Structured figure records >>
BEGIN

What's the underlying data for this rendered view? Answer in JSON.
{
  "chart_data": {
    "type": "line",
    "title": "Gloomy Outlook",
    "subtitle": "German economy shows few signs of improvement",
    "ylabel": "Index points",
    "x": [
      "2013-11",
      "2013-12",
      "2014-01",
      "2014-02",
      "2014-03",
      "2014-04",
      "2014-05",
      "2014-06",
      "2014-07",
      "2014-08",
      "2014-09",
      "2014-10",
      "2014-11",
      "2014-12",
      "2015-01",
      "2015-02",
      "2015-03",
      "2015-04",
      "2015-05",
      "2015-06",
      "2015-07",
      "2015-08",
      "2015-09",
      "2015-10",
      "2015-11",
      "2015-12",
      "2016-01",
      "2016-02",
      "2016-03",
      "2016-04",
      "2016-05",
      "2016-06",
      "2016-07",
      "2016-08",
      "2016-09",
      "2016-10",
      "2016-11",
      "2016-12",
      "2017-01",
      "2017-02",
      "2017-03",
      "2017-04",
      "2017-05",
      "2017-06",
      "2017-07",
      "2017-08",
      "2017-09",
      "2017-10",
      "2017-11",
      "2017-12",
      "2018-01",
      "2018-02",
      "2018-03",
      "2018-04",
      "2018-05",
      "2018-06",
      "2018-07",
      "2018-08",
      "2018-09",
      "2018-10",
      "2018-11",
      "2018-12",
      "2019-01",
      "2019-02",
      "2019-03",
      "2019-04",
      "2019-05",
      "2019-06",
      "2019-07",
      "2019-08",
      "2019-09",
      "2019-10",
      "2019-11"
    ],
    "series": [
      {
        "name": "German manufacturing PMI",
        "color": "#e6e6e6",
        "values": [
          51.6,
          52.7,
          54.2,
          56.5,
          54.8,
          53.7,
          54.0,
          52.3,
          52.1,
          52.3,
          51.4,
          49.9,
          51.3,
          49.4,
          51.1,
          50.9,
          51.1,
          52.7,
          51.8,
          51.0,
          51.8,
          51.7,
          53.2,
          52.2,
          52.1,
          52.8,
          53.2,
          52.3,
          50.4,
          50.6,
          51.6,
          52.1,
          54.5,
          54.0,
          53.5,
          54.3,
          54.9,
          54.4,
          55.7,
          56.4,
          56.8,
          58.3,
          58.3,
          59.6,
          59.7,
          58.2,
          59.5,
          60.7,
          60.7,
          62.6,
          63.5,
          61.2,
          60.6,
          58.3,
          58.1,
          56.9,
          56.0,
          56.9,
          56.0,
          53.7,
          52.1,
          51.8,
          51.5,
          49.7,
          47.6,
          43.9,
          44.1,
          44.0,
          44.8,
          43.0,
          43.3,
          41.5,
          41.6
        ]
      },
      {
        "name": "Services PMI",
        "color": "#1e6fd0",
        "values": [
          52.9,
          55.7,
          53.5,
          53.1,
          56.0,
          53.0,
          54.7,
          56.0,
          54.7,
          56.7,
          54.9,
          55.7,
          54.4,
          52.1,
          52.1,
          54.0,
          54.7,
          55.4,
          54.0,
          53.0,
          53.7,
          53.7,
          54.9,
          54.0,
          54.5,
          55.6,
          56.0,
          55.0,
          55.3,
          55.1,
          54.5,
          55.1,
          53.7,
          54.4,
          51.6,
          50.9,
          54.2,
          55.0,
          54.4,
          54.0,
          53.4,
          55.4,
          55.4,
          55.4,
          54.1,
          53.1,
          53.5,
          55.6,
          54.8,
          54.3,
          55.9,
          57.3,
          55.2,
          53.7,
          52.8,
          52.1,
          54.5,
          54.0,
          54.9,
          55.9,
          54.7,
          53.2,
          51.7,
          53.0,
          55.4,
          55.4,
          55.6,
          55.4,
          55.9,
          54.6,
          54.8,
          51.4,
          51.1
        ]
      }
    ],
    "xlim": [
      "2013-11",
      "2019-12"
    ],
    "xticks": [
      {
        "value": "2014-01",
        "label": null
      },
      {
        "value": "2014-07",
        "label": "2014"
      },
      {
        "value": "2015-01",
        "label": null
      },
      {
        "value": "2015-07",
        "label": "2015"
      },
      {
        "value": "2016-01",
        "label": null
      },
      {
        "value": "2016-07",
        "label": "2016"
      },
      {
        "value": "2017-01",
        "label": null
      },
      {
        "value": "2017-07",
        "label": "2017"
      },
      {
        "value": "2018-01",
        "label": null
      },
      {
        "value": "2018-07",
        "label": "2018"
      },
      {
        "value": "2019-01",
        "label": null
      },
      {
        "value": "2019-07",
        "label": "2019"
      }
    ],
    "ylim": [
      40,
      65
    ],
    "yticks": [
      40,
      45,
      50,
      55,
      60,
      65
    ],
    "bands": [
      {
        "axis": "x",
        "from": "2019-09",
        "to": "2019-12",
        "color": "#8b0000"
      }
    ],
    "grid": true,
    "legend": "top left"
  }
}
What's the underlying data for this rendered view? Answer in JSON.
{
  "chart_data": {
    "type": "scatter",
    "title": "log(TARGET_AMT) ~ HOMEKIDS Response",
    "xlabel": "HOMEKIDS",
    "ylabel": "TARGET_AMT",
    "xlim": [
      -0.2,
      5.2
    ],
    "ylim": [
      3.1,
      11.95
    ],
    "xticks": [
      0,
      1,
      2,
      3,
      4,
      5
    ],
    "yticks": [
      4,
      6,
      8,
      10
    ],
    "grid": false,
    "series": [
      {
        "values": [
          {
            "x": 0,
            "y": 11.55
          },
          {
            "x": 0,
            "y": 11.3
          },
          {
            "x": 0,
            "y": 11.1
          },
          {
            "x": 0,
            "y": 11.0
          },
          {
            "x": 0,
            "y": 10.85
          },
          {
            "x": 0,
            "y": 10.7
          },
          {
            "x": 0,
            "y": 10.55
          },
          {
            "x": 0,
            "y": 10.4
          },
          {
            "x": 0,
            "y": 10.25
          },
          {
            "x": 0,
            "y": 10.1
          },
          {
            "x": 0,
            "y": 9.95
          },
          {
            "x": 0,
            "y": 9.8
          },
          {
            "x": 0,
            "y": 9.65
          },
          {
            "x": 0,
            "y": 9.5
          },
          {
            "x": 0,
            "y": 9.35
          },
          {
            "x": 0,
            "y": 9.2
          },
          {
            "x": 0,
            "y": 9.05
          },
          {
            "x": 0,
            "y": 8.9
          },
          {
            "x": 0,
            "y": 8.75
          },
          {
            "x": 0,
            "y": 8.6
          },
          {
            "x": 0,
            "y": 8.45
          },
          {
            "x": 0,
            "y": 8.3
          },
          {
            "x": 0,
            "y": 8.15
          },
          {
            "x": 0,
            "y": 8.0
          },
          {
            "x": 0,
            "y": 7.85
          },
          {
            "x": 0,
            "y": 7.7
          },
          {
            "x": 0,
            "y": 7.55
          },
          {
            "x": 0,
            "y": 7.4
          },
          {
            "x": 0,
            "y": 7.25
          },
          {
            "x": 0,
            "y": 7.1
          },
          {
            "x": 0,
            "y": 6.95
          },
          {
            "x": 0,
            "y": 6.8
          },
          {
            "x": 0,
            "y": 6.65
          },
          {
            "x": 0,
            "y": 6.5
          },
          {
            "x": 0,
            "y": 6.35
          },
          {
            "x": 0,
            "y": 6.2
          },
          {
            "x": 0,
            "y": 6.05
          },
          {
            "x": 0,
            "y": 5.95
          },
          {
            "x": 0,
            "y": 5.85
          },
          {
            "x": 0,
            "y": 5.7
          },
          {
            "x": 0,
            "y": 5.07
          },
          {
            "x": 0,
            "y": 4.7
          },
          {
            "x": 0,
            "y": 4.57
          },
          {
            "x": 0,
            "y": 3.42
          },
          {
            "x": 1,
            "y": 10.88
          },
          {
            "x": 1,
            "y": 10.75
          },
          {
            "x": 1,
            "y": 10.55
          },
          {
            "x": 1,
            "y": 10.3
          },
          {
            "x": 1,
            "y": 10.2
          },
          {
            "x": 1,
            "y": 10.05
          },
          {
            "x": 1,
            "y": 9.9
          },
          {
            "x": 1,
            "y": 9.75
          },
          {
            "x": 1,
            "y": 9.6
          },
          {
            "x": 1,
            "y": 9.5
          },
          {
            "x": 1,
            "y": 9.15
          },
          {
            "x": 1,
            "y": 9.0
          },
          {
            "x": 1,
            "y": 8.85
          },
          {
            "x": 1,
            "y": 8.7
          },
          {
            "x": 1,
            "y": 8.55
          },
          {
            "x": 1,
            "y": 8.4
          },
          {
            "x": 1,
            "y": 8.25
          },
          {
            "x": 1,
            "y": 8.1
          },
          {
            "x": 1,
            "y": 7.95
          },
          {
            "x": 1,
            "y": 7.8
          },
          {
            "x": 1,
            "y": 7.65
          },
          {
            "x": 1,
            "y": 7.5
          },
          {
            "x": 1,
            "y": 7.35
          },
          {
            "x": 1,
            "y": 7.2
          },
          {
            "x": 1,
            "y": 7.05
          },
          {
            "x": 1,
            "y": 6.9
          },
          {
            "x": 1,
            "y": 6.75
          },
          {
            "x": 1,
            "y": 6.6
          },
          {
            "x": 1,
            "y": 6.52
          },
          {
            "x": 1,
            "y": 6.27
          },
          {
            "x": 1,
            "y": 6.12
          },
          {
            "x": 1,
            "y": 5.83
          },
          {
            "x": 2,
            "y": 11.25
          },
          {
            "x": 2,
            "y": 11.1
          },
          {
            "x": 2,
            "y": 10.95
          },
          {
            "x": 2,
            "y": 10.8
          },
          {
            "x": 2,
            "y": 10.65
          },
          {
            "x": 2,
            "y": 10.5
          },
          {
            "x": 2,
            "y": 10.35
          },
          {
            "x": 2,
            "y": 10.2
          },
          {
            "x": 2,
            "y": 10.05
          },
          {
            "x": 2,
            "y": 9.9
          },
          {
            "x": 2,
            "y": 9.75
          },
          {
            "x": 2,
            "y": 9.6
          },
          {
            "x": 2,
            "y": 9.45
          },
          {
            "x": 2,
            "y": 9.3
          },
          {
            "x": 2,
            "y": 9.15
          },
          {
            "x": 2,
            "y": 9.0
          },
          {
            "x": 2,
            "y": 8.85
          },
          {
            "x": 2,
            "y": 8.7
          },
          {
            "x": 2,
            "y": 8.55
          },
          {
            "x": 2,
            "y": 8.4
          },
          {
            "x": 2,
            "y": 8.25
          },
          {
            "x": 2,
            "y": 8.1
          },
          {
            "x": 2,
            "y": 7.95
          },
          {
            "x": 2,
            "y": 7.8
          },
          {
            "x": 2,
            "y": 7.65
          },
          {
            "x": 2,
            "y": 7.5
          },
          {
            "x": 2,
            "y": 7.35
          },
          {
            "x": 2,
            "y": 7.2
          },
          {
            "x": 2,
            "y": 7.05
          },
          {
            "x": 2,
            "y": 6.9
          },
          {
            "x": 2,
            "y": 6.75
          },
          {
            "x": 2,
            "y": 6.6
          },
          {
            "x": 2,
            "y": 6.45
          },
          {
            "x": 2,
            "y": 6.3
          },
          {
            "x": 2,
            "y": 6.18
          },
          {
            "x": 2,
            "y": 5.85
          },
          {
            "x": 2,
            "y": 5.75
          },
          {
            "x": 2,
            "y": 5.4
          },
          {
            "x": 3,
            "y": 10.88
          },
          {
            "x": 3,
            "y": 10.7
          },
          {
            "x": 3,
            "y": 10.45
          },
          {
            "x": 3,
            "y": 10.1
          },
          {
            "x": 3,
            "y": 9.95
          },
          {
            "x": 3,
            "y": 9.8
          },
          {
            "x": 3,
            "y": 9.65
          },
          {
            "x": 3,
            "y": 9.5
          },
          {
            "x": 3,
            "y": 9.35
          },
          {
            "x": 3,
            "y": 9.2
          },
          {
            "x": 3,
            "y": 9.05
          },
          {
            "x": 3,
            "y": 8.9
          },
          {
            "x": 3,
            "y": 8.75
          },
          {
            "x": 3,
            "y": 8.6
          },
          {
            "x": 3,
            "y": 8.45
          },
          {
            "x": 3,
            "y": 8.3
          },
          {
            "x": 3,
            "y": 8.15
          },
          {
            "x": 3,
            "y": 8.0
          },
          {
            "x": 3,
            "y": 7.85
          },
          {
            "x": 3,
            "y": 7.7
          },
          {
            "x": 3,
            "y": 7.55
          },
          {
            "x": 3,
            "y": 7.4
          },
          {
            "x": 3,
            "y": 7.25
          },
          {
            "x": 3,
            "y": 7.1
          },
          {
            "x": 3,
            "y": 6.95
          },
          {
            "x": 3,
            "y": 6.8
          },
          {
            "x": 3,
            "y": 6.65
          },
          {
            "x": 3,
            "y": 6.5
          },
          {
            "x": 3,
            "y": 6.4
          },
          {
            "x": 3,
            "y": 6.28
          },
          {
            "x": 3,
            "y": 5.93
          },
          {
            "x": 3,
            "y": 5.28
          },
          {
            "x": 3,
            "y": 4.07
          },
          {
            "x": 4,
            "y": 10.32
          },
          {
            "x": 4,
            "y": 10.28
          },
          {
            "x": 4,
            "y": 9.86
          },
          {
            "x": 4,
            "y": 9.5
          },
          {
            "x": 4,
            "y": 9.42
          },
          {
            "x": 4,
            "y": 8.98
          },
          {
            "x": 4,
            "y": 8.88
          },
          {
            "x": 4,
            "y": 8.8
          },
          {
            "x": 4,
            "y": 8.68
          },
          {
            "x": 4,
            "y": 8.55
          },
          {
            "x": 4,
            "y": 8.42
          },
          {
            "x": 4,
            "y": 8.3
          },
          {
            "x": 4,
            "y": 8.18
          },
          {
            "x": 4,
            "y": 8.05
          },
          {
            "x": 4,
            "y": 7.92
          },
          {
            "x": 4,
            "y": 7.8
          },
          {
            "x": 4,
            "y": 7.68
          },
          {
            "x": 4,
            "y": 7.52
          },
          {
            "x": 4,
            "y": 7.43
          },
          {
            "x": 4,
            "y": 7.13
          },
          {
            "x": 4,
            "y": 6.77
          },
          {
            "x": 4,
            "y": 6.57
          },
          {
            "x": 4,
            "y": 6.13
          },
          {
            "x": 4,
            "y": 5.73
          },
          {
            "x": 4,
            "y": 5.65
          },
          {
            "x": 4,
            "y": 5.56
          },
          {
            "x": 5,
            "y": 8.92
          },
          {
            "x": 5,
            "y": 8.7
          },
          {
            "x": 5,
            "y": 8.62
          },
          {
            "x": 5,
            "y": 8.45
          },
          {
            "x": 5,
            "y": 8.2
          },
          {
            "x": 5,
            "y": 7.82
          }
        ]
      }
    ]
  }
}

END

OBJECTIVE >>
Lines containing the word "German" must all be returned from the material above.

ANSWER FOR THE TASK >>
    "subtitle": "German economy shows few signs of improvement",
        "name": "German manufacturing PMI",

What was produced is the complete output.